Records contained in a dataset:
+++
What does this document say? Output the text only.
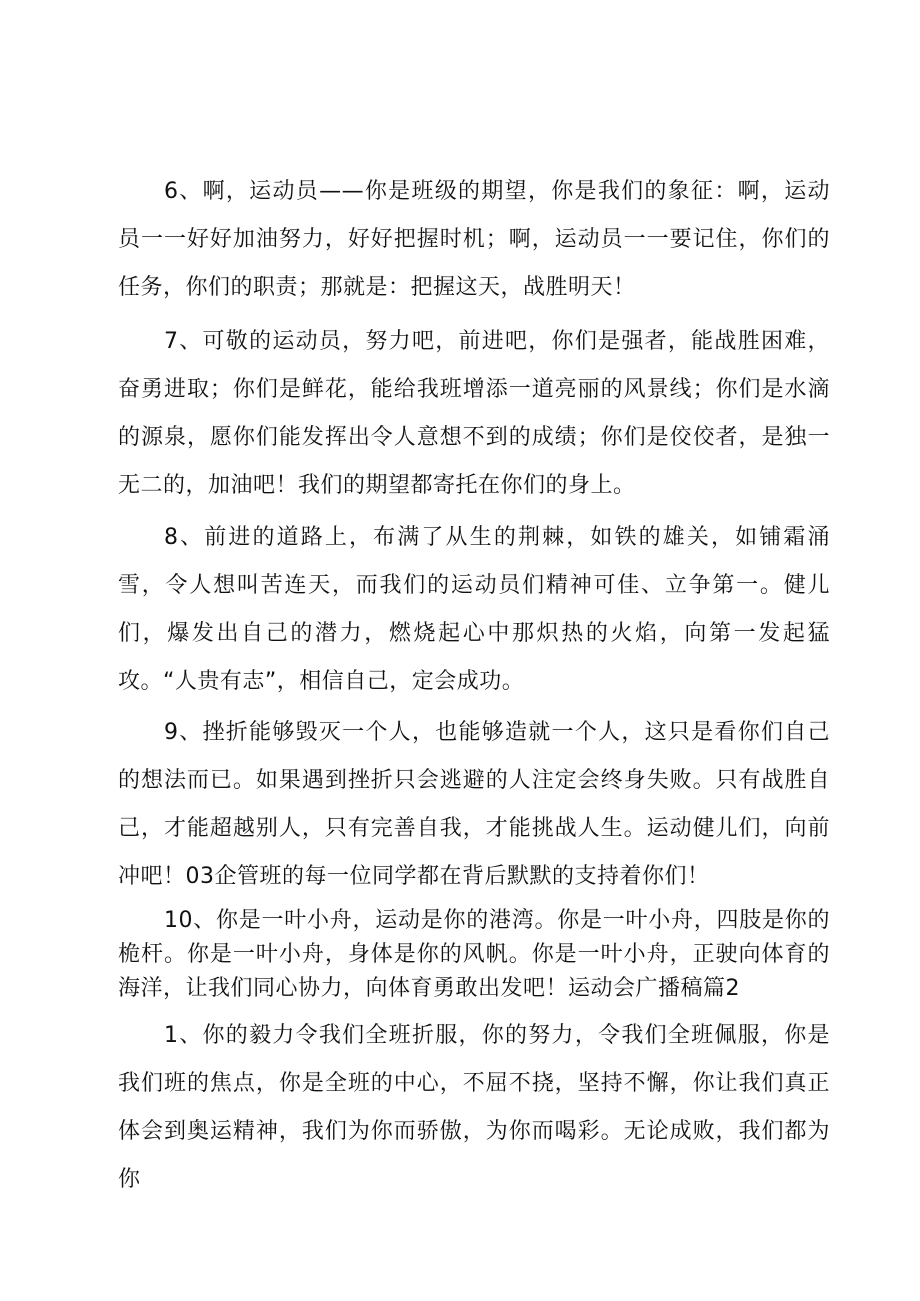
6、啊，运动员——你是班级的期望，你是我们的象征：啊，运动员一一好好加油努力，好好把握时机；啊，运动员一一要记住，你们的任务，你们的职责；那就是：把握这天，战胜明天！

7、可敬的运动员，努力吧，前进吧，你们是强者，能战胜困难，奋勇进取；你们是鲜花，能给我班增添一道亮丽的风景线；你们是水滴的源泉，愿你们能发挥出令人意想不到的成绩；你们是佼佼者，是独一无二的，加油吧！我们的期望都寄托在你们的身上。

8、前进的道路上，布满了从生的荆棘，如铁的雄关，如铺霜涌雪，令人想叫苦连天，而我们的运动员们精神可佳、立争第一。健儿们，爆发出自己的潜力，燃烧起心中那炽热的火焰，向第一发起猛攻。“人贵有志”，相信自己，定会成功。

9、挫折能够毁灭一个人，也能够造就一个人，这只是看你们自己的想法而已。如果遇到挫折只会逃避的人注定会终身失败。只有战胜自己，才能超越别人，只有完善自我，才能挑战人生。运动健儿们，向前冲吧！03企管班的每一位同学都在背后默默的支持着你们！

10、你是一叶小舟，运动是你的港湾。你是一叶小舟，四肢是你的桅杆。你是一叶小舟，身体是你的风帆。你是一叶小舟，正驶向体育的海洋，让我们同心协力，向体育勇敢出发吧！运动会广播稿篇2

1、你的毅力令我们全班折服，你的努力，令我们全班佩服，你是我们班的焦点，你是全班的中心，不屈不挠，坚持不懈，你让我们真正体会到奥运精神，我们为你而骄傲，为你而喝彩。无论成败，我们都为你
+++
▶ **Exercise directions**: Quote each entry above verbatim and drop the pictures.

▶ **Expected answer**:
What does this document say? Output the text only.
6、啊，运动员——你是班级的期望，你是我们的象征：啊，运动员一一好好加油努力，好好把握时机；啊，运动员一一要记住，你们的任务，你们的职责；那就是：把握这天，战胜明天！

7、可敬的运动员，努力吧，前进吧，你们是强者，能战胜困难，奋勇进取；你们是鲜花，能给我班增添一道亮丽的风景线；你们是水滴的源泉，愿你们能发挥出令人意想不到的成绩；你们是佼佼者，是独一无二的，加油吧！我们的期望都寄托在你们的身上。

8、前进的道路上，布满了从生的荆棘，如铁的雄关，如铺霜涌雪，令人想叫苦连天，而我们的运动员们精神可佳、立争第一。健儿们，爆发出自己的潜力，燃烧起心中那炽热的火焰，向第一发起猛攻。“人贵有志”，相信自己，定会成功。

9、挫折能够毁灭一个人，也能够造就一个人，这只是看你们自己的想法而已。如果遇到挫折只会逃避的人注定会终身失败。只有战胜自己，才能超越别人，只有完善自我，才能挑战人生。运动健儿们，向前冲吧！03企管班的每一位同学都在背后默默的支持着你们！

10、你是一叶小舟，运动是你的港湾。你是一叶小舟，四肢是你的桅杆。你是一叶小舟，身体是你的风帆。你是一叶小舟，正驶向体育的海洋，让我们同心协力，向体育勇敢出发吧！运动会广播稿篇2

1、你的毅力令我们全班折服，你的努力，令我们全班佩服，你是我们班的焦点，你是全班的中心，不屈不挠，坚持不懈，你让我们真正体会到奥运精神，我们为你而骄傲，为你而喝彩。无论成败，我们都为你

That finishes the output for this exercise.